DATASET EXCERPTS:
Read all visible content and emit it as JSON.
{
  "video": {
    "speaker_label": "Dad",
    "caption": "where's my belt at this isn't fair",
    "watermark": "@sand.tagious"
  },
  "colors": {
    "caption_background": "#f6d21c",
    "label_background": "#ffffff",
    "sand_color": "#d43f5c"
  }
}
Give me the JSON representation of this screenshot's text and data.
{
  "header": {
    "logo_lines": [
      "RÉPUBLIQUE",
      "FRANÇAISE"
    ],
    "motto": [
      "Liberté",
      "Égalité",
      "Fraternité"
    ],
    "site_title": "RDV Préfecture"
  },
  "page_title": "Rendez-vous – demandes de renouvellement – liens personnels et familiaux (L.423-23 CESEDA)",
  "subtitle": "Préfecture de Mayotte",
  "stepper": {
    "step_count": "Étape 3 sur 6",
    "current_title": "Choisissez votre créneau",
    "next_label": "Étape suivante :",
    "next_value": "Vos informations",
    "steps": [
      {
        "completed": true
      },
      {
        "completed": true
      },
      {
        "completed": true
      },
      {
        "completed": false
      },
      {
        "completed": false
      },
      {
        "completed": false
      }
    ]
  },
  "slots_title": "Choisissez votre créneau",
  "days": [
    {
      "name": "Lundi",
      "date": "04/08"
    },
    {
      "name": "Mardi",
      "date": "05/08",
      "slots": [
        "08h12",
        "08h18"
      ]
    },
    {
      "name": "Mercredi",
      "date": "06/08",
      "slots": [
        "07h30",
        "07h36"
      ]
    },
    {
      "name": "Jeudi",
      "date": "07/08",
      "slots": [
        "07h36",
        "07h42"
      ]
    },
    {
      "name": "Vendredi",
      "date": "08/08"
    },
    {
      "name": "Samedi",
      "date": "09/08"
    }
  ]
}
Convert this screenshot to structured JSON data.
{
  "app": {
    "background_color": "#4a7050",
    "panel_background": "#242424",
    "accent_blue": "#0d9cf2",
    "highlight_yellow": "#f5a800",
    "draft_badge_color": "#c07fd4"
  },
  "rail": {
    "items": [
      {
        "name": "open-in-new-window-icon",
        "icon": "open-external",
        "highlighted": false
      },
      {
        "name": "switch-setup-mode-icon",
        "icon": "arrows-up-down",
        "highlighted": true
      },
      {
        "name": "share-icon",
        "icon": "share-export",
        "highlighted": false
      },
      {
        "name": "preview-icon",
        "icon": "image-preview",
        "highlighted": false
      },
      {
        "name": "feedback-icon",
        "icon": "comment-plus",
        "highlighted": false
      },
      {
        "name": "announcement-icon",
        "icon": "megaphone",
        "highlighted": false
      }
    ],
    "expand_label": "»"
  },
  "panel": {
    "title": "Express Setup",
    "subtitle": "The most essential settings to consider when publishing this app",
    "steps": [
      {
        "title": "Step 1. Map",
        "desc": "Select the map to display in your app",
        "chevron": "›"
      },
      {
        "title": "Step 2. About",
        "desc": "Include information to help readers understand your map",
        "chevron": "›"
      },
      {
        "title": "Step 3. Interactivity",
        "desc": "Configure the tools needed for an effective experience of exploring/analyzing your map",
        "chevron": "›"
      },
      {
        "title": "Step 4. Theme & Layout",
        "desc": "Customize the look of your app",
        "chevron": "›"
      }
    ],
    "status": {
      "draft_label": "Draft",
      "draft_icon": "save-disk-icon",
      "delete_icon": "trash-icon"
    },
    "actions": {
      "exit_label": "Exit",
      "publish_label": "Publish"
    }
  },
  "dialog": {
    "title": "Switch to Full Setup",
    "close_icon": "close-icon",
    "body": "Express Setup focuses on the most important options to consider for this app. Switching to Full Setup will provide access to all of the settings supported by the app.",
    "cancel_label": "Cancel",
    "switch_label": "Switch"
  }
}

WHAT IS NEEDED:
Look through the entries above and report each line where the string "this" occurs.

COMPLETE ANSWER:
    "caption": "where's my belt at this isn't fair",
Give me the JSON representation of this screenshot's text and data.
Convert this screenshot to structured JSON data.
    "subtitle": "The most essential settings to consider when publishing this app",
    "body": "Express Setup focuses on the most important options to consider for this app. Switching to Full Setup will provide access to all of the settings supported by the app.",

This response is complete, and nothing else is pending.